» WHAT THE TASK REQUIRES
Pull every line of the entries that has the word "second".

» EXTRACTED ENTRIES
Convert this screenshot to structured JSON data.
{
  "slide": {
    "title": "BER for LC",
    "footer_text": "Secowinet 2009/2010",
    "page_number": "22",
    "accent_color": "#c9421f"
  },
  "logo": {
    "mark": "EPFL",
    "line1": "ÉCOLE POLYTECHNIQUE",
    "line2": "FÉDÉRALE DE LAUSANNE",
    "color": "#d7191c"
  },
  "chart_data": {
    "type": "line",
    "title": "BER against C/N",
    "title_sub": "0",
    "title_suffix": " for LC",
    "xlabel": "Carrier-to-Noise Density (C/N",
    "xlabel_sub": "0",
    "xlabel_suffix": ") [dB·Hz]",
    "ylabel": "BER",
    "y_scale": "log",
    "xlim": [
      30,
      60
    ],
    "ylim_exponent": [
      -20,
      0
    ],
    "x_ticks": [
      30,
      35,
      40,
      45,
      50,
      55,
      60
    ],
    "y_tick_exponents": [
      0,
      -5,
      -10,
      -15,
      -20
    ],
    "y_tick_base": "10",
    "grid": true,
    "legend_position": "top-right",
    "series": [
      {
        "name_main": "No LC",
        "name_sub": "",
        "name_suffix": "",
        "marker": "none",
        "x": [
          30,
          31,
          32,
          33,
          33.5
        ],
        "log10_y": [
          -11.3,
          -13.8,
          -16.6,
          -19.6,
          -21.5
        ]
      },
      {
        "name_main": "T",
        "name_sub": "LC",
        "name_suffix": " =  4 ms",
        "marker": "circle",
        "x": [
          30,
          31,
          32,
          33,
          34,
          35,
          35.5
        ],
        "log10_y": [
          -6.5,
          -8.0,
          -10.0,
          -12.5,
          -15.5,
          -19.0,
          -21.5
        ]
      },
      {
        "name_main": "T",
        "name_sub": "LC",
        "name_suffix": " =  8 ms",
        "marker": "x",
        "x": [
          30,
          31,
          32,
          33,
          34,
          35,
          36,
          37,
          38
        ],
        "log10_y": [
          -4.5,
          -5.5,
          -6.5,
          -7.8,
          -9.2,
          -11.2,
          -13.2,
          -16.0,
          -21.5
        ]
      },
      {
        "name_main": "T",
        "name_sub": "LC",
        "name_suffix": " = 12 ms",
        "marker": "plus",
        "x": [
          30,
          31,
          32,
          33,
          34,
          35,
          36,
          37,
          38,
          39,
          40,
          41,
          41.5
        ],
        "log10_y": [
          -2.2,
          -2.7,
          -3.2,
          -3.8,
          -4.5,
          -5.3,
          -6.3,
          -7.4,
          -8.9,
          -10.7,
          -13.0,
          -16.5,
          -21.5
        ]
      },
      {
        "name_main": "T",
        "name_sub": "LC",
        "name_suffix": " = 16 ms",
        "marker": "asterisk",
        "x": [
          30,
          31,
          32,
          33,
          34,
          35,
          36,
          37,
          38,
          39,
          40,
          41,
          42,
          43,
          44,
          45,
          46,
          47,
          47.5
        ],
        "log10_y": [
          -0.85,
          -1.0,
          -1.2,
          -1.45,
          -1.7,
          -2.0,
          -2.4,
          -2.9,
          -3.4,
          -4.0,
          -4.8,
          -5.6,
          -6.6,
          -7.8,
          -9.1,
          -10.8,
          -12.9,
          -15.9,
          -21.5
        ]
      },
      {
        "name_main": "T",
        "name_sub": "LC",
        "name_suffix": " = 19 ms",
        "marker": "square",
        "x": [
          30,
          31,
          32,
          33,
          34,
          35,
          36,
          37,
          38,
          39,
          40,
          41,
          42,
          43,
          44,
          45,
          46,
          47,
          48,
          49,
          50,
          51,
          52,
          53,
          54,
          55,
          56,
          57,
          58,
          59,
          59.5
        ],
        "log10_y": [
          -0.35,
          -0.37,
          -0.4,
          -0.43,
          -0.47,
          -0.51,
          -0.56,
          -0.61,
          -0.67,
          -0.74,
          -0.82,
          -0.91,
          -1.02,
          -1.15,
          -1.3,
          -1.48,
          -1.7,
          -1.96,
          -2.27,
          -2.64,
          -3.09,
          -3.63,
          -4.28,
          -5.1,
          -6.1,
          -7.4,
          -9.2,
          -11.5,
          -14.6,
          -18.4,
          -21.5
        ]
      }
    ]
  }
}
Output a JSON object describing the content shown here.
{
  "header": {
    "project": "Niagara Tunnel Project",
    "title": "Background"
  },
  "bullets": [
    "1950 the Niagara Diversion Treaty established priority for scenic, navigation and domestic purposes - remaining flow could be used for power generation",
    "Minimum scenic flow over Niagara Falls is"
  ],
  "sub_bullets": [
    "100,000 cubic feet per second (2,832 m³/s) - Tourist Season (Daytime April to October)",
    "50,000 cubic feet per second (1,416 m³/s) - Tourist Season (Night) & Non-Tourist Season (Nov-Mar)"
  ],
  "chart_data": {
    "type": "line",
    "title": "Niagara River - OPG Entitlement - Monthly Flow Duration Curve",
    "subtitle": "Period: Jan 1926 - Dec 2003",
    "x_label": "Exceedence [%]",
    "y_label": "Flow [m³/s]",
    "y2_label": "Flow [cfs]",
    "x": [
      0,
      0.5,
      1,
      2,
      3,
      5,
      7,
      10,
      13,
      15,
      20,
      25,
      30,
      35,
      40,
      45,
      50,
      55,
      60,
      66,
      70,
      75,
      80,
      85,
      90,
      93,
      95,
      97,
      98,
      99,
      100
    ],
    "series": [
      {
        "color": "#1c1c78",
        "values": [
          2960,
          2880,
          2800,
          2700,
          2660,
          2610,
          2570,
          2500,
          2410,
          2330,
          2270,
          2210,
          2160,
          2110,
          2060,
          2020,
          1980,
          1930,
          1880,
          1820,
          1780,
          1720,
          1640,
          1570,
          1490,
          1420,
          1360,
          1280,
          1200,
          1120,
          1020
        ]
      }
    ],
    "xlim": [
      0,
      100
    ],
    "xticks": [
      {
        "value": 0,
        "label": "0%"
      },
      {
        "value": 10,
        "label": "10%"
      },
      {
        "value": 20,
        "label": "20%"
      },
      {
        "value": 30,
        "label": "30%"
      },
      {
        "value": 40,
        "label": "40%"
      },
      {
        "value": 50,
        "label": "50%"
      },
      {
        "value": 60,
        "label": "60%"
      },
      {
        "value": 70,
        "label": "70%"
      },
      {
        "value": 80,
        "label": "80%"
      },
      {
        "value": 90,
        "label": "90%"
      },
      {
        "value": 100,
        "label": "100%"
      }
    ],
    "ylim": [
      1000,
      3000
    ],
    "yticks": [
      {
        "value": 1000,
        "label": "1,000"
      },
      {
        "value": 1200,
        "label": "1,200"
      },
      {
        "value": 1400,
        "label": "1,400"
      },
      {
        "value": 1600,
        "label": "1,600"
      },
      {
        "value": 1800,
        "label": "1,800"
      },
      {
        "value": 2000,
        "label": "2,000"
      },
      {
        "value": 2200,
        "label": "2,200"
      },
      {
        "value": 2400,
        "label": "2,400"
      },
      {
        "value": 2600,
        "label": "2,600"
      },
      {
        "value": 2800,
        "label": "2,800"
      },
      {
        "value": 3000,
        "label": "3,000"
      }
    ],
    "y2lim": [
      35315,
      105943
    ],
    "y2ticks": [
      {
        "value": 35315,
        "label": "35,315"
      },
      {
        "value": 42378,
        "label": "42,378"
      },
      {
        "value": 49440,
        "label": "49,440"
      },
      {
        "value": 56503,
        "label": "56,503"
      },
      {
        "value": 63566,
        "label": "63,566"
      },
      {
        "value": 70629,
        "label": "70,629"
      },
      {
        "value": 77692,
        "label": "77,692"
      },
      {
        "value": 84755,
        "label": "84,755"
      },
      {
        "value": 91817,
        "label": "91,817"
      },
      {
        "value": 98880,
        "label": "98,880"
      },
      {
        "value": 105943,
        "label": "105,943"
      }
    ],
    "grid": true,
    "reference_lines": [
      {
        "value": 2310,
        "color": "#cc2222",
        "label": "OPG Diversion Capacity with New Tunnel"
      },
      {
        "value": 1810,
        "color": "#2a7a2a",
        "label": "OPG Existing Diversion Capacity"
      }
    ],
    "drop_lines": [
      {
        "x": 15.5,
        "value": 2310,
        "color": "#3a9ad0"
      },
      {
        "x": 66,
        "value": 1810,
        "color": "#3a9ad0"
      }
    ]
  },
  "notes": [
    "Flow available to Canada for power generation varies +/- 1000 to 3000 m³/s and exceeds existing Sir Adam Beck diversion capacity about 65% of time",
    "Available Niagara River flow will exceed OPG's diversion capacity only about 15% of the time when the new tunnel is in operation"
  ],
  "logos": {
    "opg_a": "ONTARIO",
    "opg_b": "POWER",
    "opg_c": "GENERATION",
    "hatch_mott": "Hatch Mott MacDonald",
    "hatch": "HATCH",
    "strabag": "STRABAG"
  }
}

» SOLUTION TO THE EXERCISE
    "100,000 cubic feet per second (2,832 m³/s) - Tourist Season (Daytime April to October)",
    "50,000 cubic feet per second (1,416 m³/s) - Tourist Season (Night) & Non-Tourist Season (Nov-Mar)"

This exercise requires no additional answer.